▼▼▼

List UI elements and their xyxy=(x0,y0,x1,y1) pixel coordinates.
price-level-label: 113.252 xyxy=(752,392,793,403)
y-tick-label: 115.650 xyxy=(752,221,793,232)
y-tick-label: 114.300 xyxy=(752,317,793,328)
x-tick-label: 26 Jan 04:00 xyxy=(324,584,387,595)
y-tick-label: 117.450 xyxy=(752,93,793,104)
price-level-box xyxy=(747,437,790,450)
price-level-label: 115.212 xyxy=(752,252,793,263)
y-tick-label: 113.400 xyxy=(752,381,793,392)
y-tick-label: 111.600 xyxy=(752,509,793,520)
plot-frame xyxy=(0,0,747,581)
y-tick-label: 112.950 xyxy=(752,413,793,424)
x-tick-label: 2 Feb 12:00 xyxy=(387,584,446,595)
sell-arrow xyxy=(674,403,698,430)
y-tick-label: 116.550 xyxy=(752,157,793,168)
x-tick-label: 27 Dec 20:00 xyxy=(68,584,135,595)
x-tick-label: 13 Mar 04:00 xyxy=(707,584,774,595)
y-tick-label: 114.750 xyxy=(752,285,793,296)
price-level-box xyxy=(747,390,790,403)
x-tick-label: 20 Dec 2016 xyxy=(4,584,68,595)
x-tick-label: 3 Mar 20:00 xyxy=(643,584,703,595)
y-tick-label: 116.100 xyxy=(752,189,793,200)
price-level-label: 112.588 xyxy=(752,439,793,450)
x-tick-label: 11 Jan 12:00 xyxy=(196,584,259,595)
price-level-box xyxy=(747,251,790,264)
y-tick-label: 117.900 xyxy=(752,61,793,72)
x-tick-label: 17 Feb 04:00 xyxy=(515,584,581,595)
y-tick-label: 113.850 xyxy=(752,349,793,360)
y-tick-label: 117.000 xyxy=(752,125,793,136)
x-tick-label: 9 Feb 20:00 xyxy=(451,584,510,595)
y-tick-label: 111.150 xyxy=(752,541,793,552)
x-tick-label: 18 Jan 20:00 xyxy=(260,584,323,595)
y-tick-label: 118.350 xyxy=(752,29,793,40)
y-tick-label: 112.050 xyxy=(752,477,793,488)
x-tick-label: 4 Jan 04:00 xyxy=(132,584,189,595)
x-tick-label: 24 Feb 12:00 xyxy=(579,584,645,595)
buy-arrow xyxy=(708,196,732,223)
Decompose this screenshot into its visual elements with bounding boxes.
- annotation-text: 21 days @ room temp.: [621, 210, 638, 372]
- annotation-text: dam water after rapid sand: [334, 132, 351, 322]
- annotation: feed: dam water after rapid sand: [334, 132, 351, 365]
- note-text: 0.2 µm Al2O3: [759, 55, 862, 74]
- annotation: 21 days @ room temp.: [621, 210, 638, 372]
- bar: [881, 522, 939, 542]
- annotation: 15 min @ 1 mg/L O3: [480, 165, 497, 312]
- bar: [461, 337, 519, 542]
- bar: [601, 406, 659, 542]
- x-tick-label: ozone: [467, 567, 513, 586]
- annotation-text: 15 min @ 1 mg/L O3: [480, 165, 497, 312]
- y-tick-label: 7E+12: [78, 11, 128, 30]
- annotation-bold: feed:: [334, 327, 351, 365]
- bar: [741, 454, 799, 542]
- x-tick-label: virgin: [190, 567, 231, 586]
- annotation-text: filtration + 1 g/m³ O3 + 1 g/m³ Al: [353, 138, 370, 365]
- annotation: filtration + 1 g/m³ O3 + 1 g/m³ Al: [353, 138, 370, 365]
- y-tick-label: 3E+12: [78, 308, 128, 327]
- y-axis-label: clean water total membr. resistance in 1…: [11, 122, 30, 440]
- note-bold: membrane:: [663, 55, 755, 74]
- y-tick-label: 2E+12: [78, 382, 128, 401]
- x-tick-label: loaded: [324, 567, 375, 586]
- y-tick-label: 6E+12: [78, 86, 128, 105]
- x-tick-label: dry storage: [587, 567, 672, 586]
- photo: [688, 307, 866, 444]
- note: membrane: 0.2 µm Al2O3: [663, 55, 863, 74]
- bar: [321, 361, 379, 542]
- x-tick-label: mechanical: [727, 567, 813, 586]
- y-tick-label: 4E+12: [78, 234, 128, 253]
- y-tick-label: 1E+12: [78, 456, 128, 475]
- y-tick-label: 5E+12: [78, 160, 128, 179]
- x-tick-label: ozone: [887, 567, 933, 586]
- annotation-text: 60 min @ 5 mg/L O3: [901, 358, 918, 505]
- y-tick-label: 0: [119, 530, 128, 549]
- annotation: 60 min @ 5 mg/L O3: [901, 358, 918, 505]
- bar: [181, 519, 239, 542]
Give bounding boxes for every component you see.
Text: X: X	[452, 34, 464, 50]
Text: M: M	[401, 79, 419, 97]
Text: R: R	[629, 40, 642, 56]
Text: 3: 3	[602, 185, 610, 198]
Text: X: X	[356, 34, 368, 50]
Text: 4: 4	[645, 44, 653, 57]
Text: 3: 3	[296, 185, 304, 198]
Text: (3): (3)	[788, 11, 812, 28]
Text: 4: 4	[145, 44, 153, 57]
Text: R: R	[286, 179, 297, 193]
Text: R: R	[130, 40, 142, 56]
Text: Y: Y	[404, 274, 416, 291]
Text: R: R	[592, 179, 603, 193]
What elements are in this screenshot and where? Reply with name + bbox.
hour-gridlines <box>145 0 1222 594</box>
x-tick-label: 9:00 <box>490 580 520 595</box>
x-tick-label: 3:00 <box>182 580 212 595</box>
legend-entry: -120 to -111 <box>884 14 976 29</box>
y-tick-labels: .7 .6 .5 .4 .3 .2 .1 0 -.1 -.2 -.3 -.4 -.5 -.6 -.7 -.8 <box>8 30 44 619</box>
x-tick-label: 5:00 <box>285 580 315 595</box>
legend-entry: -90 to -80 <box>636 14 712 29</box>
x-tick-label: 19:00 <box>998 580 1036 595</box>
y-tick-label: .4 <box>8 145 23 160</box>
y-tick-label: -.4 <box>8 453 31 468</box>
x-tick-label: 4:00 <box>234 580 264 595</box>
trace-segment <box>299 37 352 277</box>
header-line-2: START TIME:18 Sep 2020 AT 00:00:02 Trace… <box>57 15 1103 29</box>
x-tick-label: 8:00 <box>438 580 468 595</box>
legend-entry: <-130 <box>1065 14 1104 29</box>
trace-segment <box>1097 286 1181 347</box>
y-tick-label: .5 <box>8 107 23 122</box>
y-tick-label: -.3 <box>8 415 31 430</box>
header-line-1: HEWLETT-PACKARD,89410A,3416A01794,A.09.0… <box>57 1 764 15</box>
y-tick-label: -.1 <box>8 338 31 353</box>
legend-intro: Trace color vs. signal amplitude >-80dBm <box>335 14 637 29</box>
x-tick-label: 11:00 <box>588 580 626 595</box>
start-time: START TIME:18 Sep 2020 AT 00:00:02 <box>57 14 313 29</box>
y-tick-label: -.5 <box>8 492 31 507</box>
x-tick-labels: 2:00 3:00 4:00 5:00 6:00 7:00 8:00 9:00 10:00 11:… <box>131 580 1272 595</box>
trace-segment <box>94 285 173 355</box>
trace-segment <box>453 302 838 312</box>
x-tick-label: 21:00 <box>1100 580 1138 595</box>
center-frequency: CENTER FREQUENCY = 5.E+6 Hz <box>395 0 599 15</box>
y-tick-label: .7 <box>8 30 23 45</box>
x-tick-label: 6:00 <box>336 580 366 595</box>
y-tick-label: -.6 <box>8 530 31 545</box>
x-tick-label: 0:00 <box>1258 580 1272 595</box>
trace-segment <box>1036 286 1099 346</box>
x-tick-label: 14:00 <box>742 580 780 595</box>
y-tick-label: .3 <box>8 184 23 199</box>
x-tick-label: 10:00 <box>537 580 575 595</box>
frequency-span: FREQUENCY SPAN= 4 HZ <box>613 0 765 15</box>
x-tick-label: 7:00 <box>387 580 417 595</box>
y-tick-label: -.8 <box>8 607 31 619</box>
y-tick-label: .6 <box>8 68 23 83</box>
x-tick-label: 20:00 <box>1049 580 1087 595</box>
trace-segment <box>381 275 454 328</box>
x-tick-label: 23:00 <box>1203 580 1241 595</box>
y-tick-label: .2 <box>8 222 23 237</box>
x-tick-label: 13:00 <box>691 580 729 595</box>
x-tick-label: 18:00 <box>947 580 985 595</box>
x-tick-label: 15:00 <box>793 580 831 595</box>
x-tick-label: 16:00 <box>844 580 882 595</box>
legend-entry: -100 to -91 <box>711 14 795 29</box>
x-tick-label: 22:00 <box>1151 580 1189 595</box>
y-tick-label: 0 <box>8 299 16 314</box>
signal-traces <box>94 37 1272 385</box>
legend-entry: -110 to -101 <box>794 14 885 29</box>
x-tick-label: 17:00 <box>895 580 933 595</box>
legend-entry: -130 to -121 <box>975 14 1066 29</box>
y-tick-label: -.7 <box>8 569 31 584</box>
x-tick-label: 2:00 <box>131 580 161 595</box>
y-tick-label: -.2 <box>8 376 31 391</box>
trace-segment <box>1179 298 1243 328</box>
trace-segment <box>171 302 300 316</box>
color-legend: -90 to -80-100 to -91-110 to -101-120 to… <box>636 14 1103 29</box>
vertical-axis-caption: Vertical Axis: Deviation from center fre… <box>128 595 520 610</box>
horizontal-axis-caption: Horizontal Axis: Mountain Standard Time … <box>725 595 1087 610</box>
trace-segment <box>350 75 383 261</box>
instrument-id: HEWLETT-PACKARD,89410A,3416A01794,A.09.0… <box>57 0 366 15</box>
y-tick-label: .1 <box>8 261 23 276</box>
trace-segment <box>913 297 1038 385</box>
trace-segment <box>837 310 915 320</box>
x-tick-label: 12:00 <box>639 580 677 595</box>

▲▲▲

SET EXERCISE
Revise everything from the start of the records down to the line containing "plot-frame xyxy=(0,0,747,581)", replacing each "y-tick-label" with "y-axis-label" and leaving all else unchanged. Return only those lines.

ANSWER TO THE TASK
List UI elements and their xyxy=(x0,y0,x1,y1) pixel coordinates.
price-level-label: 113.252 xyxy=(752,392,793,403)
y-axis-label: 115.650 xyxy=(752,221,793,232)
y-axis-label: 114.300 xyxy=(752,317,793,328)
x-tick-label: 26 Jan 04:00 xyxy=(324,584,387,595)
y-axis-label: 117.450 xyxy=(752,93,793,104)
price-level-box xyxy=(747,437,790,450)
price-level-label: 115.212 xyxy=(752,252,793,263)
y-axis-label: 113.400 xyxy=(752,381,793,392)
y-axis-label: 111.600 xyxy=(752,509,793,520)
plot-frame xyxy=(0,0,747,581)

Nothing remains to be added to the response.